[Dataset records]
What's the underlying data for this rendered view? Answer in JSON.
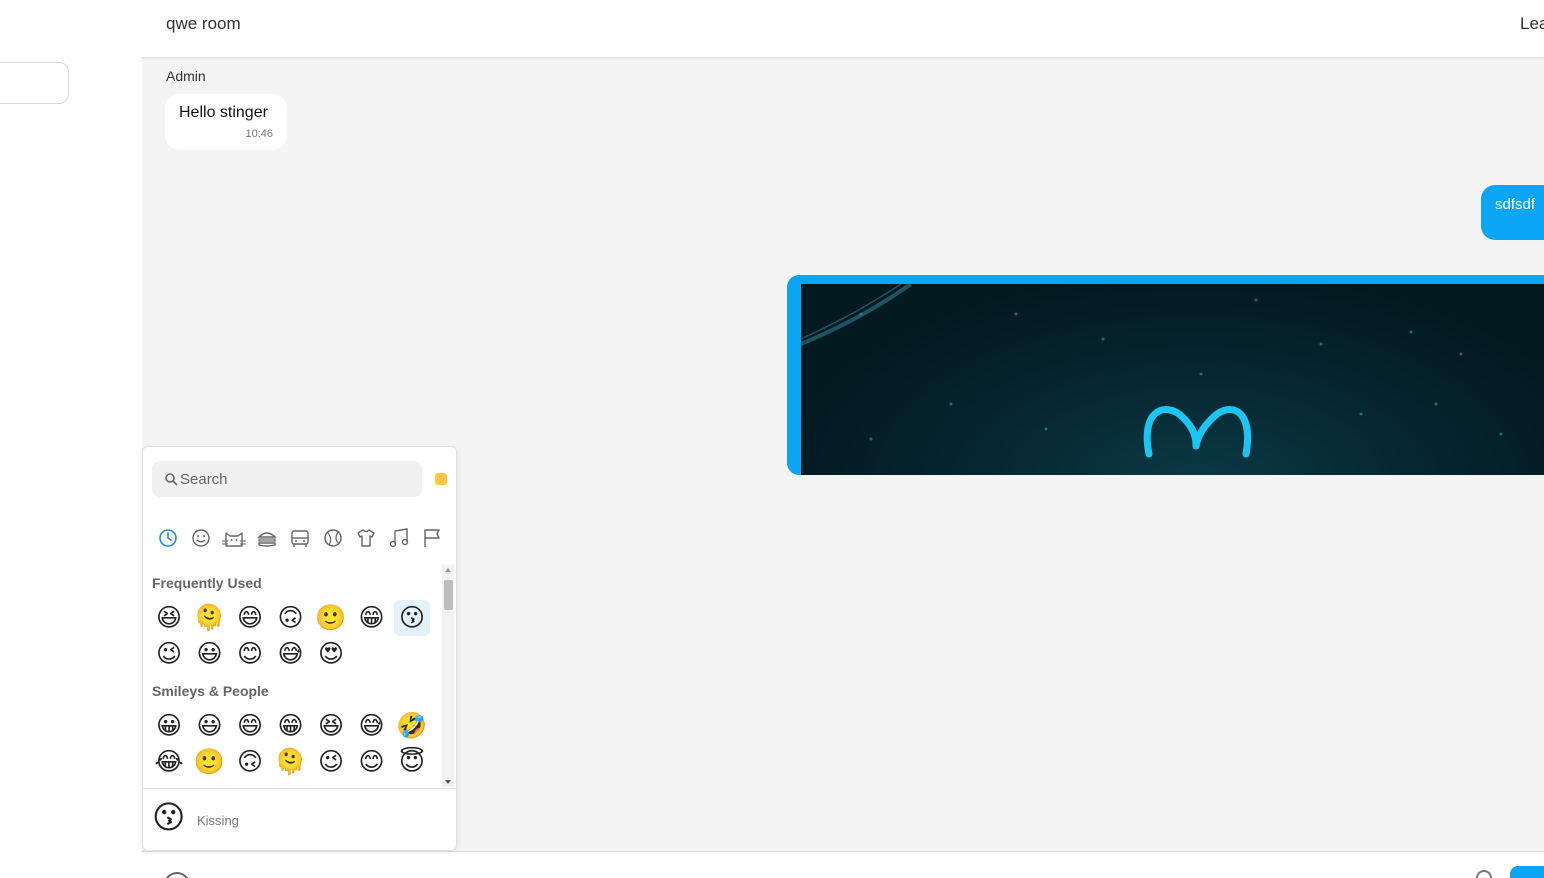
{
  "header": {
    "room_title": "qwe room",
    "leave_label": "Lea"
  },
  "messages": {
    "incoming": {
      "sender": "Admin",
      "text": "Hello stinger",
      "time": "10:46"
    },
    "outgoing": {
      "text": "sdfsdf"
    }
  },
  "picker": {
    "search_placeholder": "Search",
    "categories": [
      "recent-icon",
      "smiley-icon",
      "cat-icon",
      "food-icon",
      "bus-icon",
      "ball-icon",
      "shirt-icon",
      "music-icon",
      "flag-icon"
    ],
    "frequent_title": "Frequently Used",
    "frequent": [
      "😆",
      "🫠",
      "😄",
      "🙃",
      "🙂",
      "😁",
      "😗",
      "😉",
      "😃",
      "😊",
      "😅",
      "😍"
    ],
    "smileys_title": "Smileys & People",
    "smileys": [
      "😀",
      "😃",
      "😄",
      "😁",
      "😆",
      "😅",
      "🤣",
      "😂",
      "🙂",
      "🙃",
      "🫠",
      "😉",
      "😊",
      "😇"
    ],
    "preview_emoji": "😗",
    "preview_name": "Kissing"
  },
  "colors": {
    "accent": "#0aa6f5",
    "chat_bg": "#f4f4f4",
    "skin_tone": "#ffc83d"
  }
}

Exercise brief
Write the lines above out again exactly, without any of their pictures.

Exercise solution
What's the underlying data for this rendered view? Answer in JSON.
{
  "header": {
    "room_title": "qwe room",
    "leave_label": "Lea"
  },
  "messages": {
    "incoming": {
      "sender": "Admin",
      "text": "Hello stinger",
      "time": "10:46"
    },
    "outgoing": {
      "text": "sdfsdf"
    }
  },
  "picker": {
    "search_placeholder": "Search",
    "categories": [
      "recent-icon",
      "smiley-icon",
      "cat-icon",
      "food-icon",
      "bus-icon",
      "ball-icon",
      "shirt-icon",
      "music-icon",
      "flag-icon"
    ],
    "frequent_title": "Frequently Used",
    "frequent": [
      "😆",
      "🫠",
      "😄",
      "🙃",
      "🙂",
      "😁",
      "😗",
      "😉",
      "😃",
      "😊",
      "😅",
      "😍"
    ],
    "smileys_title": "Smileys & People",
    "smileys": [
      "😀",
      "😃",
      "😄",
      "😁",
      "😆",
      "😅",
      "🤣",
      "😂",
      "🙂",
      "🙃",
      "🫠",
      "😉",
      "😊",
      "😇"
    ],
    "preview_emoji": "😗",
    "preview_name": "Kissing"
  },
  "colors": {
    "accent": "#0aa6f5",
    "chat_bg": "#f4f4f4",
    "skin_tone": "#ffc83d"
  }
}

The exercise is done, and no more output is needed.